- Provided text
__________
EFB Copy Brute Forcing¶
Some games use a large EFB effect that is particularly expensive, and have to render it at a fraction of the game's output resolution. A classic example is the mirrored surface of Fountain of Dreams in Super Smash Bros. Melee.
We don't have to worry about the hardware limitations that lead to these decisions, but the consequences of their choices affect us even today: as these effects are rendered proportional to the game's rendering resolution, they scale proportionally too. No matter what Internal Resolution multiplier we use, the mirrored pool in Fountain of Dreams will always be 1/8th of that. As such, the only way to increase the resolution of these effects relative to the screen (without modding the game) is to increase the Internal Resolution way beyond the screen resolution. But as we have already talked about thoroughly in this section, this will introduce aliasing with the GPU bilinear resampler. Users simply had to deal with this - it was either aliasing or a low resolution reflection.
Until now! Using our Output Resampler (specifically Area), we can raise the Internal Resolution as much as we want without adding aliasing!
Upsampling to a Close Resolution¶
As mentioned previously, resampling is basically unavoidable in Dolphin due to quirks of the GameCube and Wii. However, if you use the Internal Resolution recommendations we have our in GUI (such as 3x Native for a 1080p screen), the GPU Bilinear Resampler will be good enough that switching to our Area resampler will give only marginal improvements even for pixel peepers. But not everyone has a system powerful enough to run at our recommendations for their screens, and they may have to settle with the highest Internal Resolution their hardware can manage. Depending on their circumstance, our Output Resampler could help them achieve a better image than was possible before.
A good example of this is resampling a 2x Native (1280x1056) 16:9 title into a 1920x1080 canvas. 2x Native nearly matches a 1080p screen vertically (1056 → 1080), but it has significantly fewer pixels horizontally (1280 → 1920).
This benefit of our Output Resampler is highly situational, but it can improve Dolphin's image quality on lower end systems. Experiment and see what works best for you!
Downsampling on Platforms where SSAA is Unviable¶
SSAA has pristine visual quality and surprisingly good performance for a brute force solution. However, that doesn't matter if your system doesn't support SSAA! In desktop land we have been spoiled by SSAA being near universal, but Dolphin's mobile users are now over half of our userbase, and SSAA is uncommon on mobile SoCs. Furthermore, SSAA may be present but not optimal. Adreno in particular hates SSAA! A DIY SSAA made with Output Resampling may be just what a user needs on those platforms.
Unfortunately, our Output Resampler is not yet available on Dolphin Android. We tried our best to hunt down some non-Android devices that lack SSAA or have poor SSAA performance, but the best we had on hand was a 2019 Surface Pro X. While its Adreno GPU absolutely hated SSAA as predicted, it was too weak to serve as a good demonstration.
Once this feature arrives on Android, we have loads of powerful Android tablets to try this on. Stay tuned!
Now that we have proper downsampling, we've decided to increase the maximum Internal Resolution exposed by default in our desktop Qt GUI from 8x Native to 12x Native (8K). This will allow users of 4k displays to increase the Internal Resolution beyond their screen for downsampling purposes without editing INIs. For the twelve of you with an 8k panel, now you don't need to set MaxResolution at all! Unless you want to, 8k users tend to have silly hardware so do whatever you want.
__________
- Records supplied
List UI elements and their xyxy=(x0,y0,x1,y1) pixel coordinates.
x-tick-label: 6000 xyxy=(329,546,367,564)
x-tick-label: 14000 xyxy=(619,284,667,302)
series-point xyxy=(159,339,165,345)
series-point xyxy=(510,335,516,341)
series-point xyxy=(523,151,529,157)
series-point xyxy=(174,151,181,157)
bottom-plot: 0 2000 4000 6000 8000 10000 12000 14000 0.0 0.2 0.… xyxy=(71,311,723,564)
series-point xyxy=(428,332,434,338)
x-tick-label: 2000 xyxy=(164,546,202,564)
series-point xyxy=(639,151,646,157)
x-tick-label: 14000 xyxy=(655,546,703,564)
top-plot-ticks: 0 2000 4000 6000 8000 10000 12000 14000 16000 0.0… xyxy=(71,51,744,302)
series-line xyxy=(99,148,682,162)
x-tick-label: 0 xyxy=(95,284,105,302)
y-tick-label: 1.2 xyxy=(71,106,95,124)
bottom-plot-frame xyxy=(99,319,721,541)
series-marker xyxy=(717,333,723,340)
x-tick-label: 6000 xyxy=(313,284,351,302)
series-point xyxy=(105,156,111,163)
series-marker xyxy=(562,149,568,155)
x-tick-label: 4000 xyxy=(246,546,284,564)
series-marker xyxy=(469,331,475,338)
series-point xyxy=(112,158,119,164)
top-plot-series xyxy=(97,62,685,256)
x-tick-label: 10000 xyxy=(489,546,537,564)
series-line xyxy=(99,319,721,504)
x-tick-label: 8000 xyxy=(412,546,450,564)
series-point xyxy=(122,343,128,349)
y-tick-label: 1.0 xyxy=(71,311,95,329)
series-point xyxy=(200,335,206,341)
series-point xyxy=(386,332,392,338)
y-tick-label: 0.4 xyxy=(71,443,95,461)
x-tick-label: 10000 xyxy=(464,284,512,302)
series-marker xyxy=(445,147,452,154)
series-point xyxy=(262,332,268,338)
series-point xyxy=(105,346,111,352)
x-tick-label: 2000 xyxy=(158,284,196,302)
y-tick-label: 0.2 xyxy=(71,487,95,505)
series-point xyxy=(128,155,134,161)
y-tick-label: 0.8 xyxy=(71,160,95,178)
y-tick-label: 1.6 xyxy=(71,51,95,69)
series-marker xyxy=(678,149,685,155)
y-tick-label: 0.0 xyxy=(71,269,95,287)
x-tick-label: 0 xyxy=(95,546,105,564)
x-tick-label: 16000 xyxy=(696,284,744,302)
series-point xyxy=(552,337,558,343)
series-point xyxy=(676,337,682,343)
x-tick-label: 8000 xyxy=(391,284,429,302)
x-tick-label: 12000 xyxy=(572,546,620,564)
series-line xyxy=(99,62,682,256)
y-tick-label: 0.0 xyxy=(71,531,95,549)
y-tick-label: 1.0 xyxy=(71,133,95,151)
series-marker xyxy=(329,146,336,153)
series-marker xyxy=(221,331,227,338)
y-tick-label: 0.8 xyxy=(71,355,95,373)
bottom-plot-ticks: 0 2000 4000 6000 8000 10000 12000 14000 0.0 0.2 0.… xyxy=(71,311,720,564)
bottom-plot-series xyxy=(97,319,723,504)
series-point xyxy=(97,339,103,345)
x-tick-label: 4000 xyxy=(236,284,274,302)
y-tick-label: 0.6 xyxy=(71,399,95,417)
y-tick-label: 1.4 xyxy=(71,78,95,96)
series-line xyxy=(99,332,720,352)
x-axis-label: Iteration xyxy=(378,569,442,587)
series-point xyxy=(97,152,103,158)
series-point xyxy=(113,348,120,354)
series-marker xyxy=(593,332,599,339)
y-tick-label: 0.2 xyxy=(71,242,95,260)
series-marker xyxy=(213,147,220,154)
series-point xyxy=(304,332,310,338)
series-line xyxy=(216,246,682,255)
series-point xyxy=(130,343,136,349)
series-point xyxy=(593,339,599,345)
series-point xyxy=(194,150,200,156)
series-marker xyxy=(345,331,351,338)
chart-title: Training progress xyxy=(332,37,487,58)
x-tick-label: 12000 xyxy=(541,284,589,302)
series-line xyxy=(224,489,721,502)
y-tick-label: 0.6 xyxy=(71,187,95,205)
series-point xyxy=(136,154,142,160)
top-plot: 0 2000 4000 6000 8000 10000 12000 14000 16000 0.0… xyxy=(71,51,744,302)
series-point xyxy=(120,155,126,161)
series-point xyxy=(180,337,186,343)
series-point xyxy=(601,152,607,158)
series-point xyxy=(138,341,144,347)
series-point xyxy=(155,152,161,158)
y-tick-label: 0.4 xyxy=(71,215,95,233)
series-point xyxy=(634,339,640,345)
__________
- Required task 1
Summarize the text on Dolphin's Output Resampler in three sentences.
- Required task 2
Output the portion of the text on Dolphin's Output Resampler from "A good example" to "best for you!".
- Required task 3
Write the next part of the text on Dolphin's Output Resampler, starting after its final sentence.
The data above bears no relation to the text on Dolphin's Output Resampler.

- Task response 1
Dolphin's Output Resampler, specifically the Area option, lets users raise the Internal Resolution as high as they want without adding aliasing. This makes it possible to increase the resolution of expensive EFB effects that games render at a fraction of the output resolution, such as the mirrored pool in Fountain of Dreams. It can also give a better image on lower-end systems by upsampling to a close resolution and offer a do-it-yourself SSAA where SSAA is unviable, although it is not yet available on Android, and the default maximum Internal Resolution in the desktop Qt GUI has been raised from 8x Native to 12x Native.

- Task response 2
A good example of this is resampling a 2x Native (1280x1056) 16:9 title into a 1920x1080 canvas. 2x Native nearly matches a 1080p screen vertically (1056 → 1080), but it has significantly fewer pixels horizontally (1280 → 1920).
This benefit of our Output Resampler is highly situational, but it can improve Dolphin's image quality on lower end systems. Experiment and see what works best for you!

- Task response 3
However, just because Dolphin shows 12x Native in the GUI does not mean that your computer can achieve it. 12x Native is 48,660,480 pixels, or 48.7 megapixels. Currently most computers will run out of VRAM before reaching 12x Native! Statistically speaking your computer will not run this resolution at fullspeed. Use this power responsibly!
This change only applies to our desktop Qt GUI, and does not affect Dolphin on Android. We do not need to explain this.
If you're in the TAS community or relying on constant savestate usage for your project, this is a huge optimization that might make your life a lot easier. Malleo noticed that Dolphin was using LZO for savestates, which has a good compression ratio, but is quite a bit slower than LZ4 when it comes to decompression. By moving Dolphin's savestate compression to LZ4, savestate loading is now ~72% faster.
For the casual users, savestate loads are now snappier. For speedrunners this will make practicing a single trick over and over again take a little less time. But for people using hundreds, thousands, or tens of thousands of savestate loads for TAS creation or AI projects, the savings really start to add up.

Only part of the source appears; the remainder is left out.